Data excerpts:
----------

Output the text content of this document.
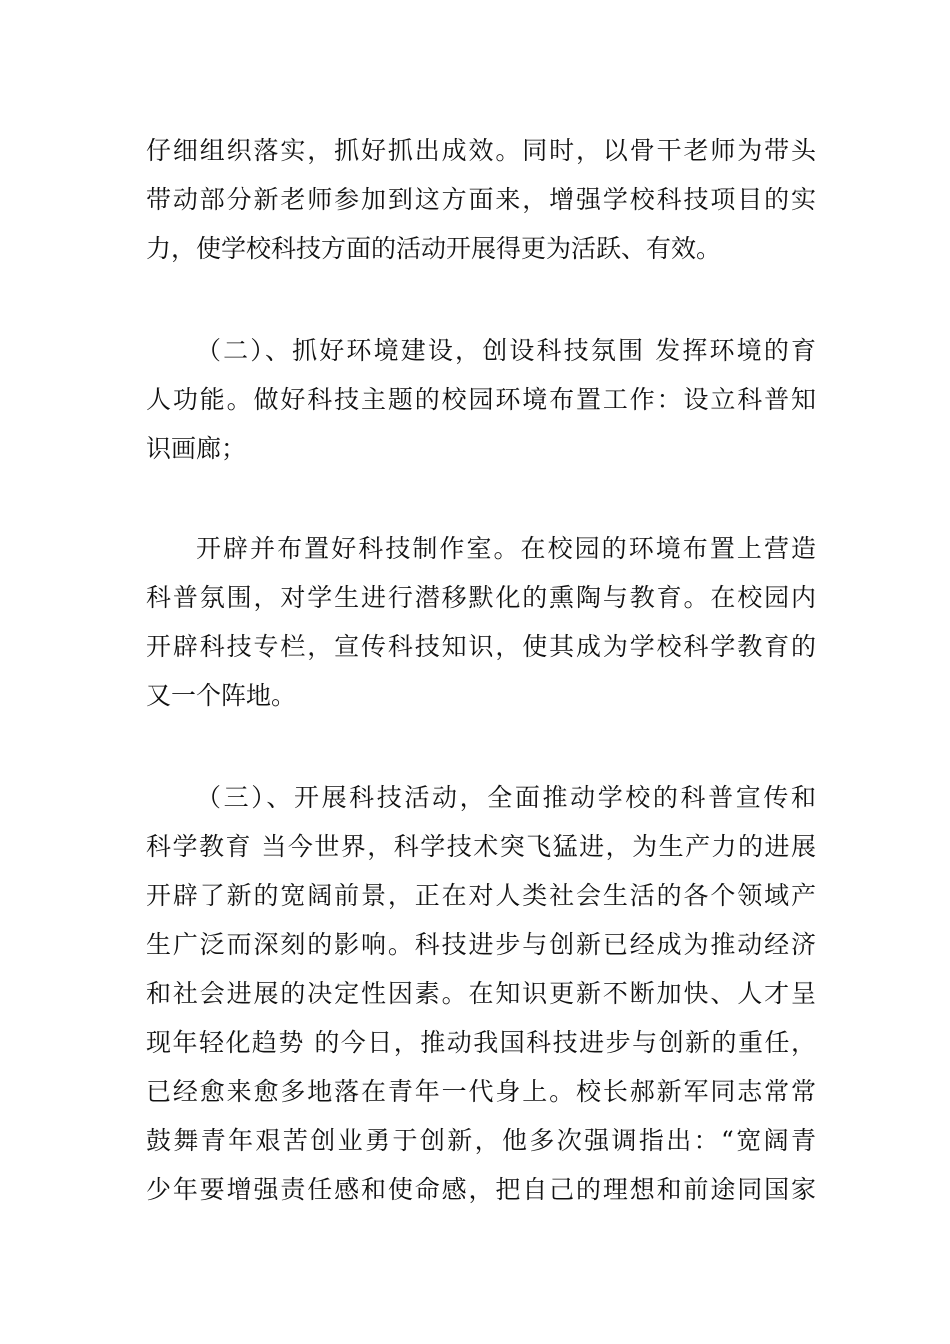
仔细组织落实，抓好抓出成效。同时，以骨干老师为带头
带动部分新老师参加到这方面来，增强学校科技项目的实
力，使学校科技方面的活动开展得更为活跃、有效。
（二）、抓好环境建设，创设科技氛围 发挥环境的育
人功能。做好科技主题的校园环境布置工作：设立科普知
识画廊；
开辟并布置好科技制作室。在校园的环境布置上营造
科普氛围，对学生进行潜移默化的熏陶与教育。在校园内
开辟科技专栏，宣传科技知识，使其成为学校科学教育的
又一个阵地。
（三）、开展科技活动，全面推动学校的科普宣传和
科学教育 当今世界，科学技术突飞猛进，为生产力的进展
开辟了新的宽阔前景，正在对人类社会生活的各个领域产
生广泛而深刻的影响。科技进步与创新已经成为推动经济
和社会进展的决定性因素。在知识更新不断加快、人才呈
现年轻化趋势 的今日，推动我国科技进步与创新的重任，
已经愈来愈多地落在青年一代身上。校长郝新军同志常常
鼓舞青年艰苦创业勇于创新，他多次强调指出：“宽阔青
少年要增强责任感和使命感，把自己的理想和前途同国家
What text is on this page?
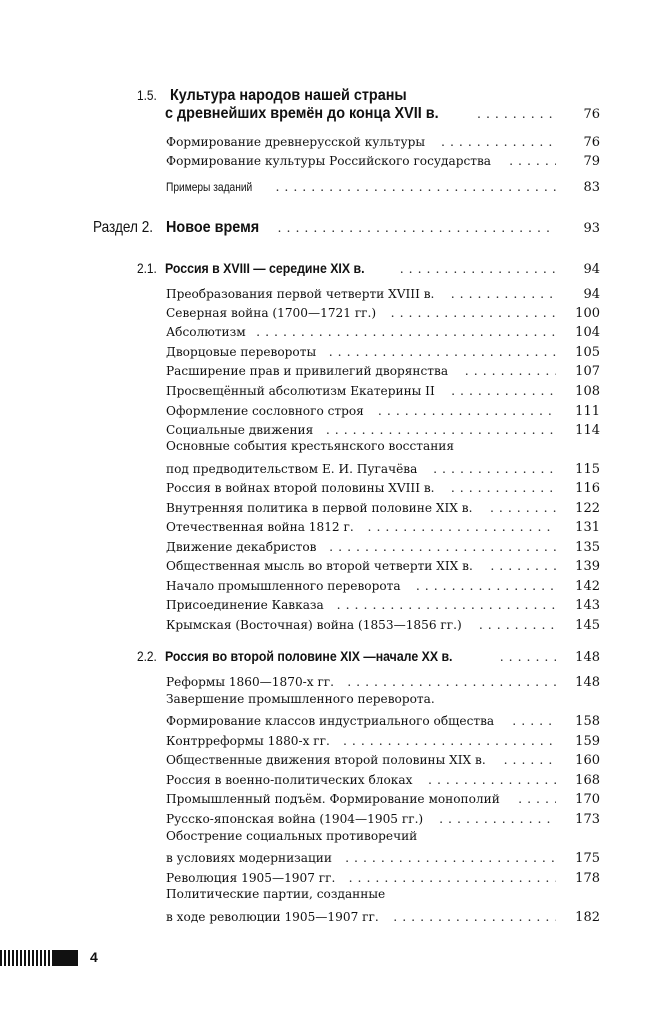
1.5. Культура народов нашей страны
с древнейших времён до конца XVII в. . . .	76
Формирование древнерусской культуры . . .	76
Формирование культуры Российского государства . . .	79
Примеры заданий . . .	83
Раздел 2. Новое время . . .	93
2.1. Россия в XVIII — середине XIX в. . . .	94
Преобразования первой четверти XVIII в. . . .	94
Северная война (1700—1721 гг.) . . .	100
Абсолютизм . . .	104
Дворцовые перевороты . . .	105
Расширение прав и привилегий дворянства . . .	107
Просвещённый абсолютизм Екатерины II . . .	108
Оформление сословного строя . . .	111
Социальные движения . . .	114
Основные события крестьянского восстания
под предводительством Е. И. Пугачёва . . .	115
Россия в войнах второй половины XVIII в. . . .	116
Внутренняя политика в первой половине XIX в. . . .	122
Отечественная война 1812 г. . . .	131
Движение декабристов . . .	135
Общественная мысль во второй четверти XIX в. . . .	139
Начало промышленного переворота . . .	142
Присоединение Кавказа . . .	143
Крымская (Восточная) война (1853—1856 гг.) . . .	145
2.2. Россия во второй половине XIX —начале XX в. . . .	148
Реформы 1860—1870-х гг. . . .	148
Завершение промышленного переворота.
Формирование классов индустриального общества . . .	158
Контрреформы 1880-х гг. . . .	159
Общественные движения второй половины XIX в. . . .	160
Россия в военно-политических блоках . . .	168
Промышленный подъём. Формирование монополий . . .	170
Русско-японская война (1904—1905 гг.) . . .	173
Обострение социальных противоречий
в условиях модернизации . . .	175
Революция 1905—1907 гг. . . .	178
Политические партии, созданные
в ходе революции 1905—1907 гг. . . .	182
4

----------

Isolate each line of the listing above that includes "переворота". Copy it.

Completed exercise:
Начало промышленного переворота . . .	142
Завершение промышленного переворота.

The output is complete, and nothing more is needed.